The exercise: Write the next few paragraphs of the article on Sam Darnold's stronger throwing arm, beginning right after its final sentence.

Quoted passage:
Jets quarterback Sam Darnold warms up during training

Jets quarterback Sam Darnold warms up during training camp at the Atlantic Health Jets Training Center in Florham Park, N.J., on Monday. Credit: Daniel De Mato


It turns out Eli Manning isn’t the only New York quarterback with more velocity on his fastball this year.

Manning divulged last week that his offseason work with overhand throwing specialist Mickey Brueckner helped strengthen his arm. It turns out that Sam Darnold also added some zip to his throws with his own offseason training regimen.

“I don’t think I realized how strong his arm was,” Jets coach Adam Gase said after practice Monday. “It looks like he does have more velocity this year. That’s just from my perspective.”

The same holds true from Darnold’s perspective, although he did more football-specific training than Manning, who took many of the lessons from Brueckner, a former college pitcher, and incorporated them into his throwing motion. Darnold also credits what’s going on inside his head — and his hips — as much as his arm for the big difference.

“I think it just comes with confidence, going out there and knowing that I can do this,” Darnold said. “It’s not that I didn’t know that last year, it’s just with this offense, I feel like I already know most of it. I’m just going out there and spinning it, whereas last year I wasn’t super- comfortable with all the guys, getting in the huddle, feeling timid. I wasn’t really myself.”

Darnold definitely passes the eye test when it comes to practice. It’s obvious that he’s throwing the ball with more authority and more pace.

“It helps him when he wants to fit those balls in those really tight windows,” Gase said. “The ball gets there in a hurry.”

Lifting weights has helped. Getting in better shape — Darnold has trimmed a good deal of body fat and looks slimmer than last season — has, too. Working on his hips may have helped the most.

Material supplied:

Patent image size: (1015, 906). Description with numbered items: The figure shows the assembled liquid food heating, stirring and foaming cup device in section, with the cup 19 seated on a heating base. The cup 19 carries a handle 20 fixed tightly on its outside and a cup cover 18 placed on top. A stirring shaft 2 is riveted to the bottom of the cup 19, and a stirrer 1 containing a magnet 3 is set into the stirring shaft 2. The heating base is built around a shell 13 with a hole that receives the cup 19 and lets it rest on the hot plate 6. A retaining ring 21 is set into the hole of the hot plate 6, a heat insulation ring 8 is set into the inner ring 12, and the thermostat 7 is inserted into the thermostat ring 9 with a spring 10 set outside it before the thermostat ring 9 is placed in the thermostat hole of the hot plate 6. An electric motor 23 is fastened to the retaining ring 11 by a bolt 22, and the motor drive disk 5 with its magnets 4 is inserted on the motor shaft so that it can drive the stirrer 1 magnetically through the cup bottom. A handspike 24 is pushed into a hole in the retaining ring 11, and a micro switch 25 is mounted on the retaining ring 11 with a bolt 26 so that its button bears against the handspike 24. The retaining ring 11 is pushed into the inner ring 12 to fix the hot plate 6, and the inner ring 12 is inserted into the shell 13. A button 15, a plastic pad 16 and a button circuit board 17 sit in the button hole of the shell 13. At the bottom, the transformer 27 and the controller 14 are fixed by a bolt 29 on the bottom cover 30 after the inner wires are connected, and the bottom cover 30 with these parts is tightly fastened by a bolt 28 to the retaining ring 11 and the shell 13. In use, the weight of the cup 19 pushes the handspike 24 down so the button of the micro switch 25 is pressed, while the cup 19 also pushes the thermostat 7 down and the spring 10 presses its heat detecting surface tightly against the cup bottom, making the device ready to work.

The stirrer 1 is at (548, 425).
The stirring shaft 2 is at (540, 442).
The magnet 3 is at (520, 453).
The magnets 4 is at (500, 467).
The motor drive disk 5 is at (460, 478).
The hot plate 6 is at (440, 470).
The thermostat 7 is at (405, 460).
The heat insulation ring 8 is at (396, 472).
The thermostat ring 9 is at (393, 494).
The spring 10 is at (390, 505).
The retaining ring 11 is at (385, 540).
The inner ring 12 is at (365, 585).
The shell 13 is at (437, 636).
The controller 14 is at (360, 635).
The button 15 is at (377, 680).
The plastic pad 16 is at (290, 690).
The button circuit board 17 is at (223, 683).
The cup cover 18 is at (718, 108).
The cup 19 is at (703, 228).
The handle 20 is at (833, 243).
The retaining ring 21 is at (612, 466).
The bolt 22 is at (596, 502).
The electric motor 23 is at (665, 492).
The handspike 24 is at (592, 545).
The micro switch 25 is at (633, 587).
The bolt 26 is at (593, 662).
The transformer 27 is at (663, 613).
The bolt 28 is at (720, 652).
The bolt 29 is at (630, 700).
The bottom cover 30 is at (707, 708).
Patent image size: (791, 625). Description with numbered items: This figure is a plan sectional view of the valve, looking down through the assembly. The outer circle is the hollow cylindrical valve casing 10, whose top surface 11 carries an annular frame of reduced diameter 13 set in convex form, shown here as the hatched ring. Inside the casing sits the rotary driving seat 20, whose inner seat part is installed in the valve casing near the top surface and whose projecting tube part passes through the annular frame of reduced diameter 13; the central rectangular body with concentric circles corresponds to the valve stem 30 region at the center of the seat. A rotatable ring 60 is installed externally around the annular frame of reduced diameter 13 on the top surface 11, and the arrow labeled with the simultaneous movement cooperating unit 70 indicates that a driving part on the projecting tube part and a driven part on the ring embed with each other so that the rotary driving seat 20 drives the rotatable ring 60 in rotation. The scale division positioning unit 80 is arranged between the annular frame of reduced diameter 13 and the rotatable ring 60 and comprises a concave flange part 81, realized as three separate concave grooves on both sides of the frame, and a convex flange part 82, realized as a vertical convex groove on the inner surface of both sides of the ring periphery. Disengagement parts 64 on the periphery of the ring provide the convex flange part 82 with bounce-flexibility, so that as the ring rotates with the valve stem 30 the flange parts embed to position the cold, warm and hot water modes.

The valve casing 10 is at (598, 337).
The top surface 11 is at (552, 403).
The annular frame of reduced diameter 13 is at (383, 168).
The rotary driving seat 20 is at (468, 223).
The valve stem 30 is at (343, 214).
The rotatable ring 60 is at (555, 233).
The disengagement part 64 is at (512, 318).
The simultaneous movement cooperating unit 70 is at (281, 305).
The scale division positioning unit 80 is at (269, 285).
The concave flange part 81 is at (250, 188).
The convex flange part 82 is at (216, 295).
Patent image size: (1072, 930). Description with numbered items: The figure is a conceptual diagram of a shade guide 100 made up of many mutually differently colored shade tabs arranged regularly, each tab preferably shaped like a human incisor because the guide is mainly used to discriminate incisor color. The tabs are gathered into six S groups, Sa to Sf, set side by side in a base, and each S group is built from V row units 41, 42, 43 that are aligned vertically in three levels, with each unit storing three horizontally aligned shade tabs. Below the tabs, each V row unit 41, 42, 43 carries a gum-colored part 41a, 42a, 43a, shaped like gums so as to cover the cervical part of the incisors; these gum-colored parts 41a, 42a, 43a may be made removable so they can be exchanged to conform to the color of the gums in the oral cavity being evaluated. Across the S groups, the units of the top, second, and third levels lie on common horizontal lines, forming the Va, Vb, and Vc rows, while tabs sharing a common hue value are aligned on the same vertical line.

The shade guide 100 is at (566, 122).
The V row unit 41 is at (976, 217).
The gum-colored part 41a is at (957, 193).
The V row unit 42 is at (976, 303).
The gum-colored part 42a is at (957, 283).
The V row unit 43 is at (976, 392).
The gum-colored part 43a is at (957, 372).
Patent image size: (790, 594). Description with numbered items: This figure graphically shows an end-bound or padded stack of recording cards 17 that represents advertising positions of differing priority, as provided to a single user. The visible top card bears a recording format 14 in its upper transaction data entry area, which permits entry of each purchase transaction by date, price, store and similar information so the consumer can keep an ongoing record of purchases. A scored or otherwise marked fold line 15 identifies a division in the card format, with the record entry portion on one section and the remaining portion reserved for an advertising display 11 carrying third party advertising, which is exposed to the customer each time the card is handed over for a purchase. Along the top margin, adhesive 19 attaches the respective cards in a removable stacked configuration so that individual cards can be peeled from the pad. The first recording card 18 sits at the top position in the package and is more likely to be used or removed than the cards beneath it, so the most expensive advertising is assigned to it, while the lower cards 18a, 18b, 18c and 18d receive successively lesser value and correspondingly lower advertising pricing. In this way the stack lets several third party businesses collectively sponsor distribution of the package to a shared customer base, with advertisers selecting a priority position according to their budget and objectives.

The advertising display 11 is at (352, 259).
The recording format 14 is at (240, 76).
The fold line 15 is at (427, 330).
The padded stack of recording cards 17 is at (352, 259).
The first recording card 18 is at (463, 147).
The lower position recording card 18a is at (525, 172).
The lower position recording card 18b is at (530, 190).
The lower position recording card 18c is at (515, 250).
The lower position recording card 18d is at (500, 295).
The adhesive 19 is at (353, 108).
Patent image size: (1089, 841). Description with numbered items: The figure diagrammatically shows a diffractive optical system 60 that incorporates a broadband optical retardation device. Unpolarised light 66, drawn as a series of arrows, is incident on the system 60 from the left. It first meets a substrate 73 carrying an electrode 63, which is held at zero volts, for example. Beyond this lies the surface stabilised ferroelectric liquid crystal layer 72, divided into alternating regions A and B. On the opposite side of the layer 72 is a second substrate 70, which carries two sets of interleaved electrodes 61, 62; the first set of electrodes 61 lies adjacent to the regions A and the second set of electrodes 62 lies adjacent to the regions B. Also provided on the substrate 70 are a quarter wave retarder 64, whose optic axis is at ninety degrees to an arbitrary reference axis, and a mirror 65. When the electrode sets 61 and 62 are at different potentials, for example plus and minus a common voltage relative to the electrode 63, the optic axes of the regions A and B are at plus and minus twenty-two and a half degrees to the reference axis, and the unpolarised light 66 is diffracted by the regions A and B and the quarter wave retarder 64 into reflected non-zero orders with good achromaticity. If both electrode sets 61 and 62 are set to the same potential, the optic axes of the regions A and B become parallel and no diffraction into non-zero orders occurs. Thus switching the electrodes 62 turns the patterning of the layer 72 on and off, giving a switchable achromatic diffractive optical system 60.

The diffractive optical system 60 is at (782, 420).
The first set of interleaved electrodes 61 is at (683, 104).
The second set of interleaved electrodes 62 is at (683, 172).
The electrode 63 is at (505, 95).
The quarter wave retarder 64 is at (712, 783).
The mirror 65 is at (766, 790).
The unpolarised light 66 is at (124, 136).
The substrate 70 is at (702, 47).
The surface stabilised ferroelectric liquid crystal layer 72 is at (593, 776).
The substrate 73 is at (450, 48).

The result:
“I think a lot of it stems from my hip strength,” Darnold said. “Been working on my hip strength, my hip flexibility throughout this offseason, throughout training camp. As long as I continue to work on that, make my hips stronger and more flexible, but also stable, I think my arm will continue to get stronger.”

It also helps that Darnold was able to get himself ready just for training camp during the offseason and not the draft, as he had the previous year.

“Going through the draft and the combine and all that stuff, maybe I was pushing it a little too much early on, because I had to,” said Darnold, the third overall pick. “I was trying to be at my peak performance for pro day [in March]. When you’re trying to get ready for an NFL season, that’s not when you want to be at your peak performance.”

It was a Catch-22 for Darnold, as it is for every rookie quarterback preparing for the draft. The idea is to be selected as high as possible, which means impressing scouts in February, March and April.

“I think a lot of it has to do with knowing where my arm needs to be,” he said. “For me, it’s about getting ready. I feel great heading into the year. I’m right where I want to be, and if I just continue to do that and continue to keep my arm right but also my hips right, I’ll be all right.”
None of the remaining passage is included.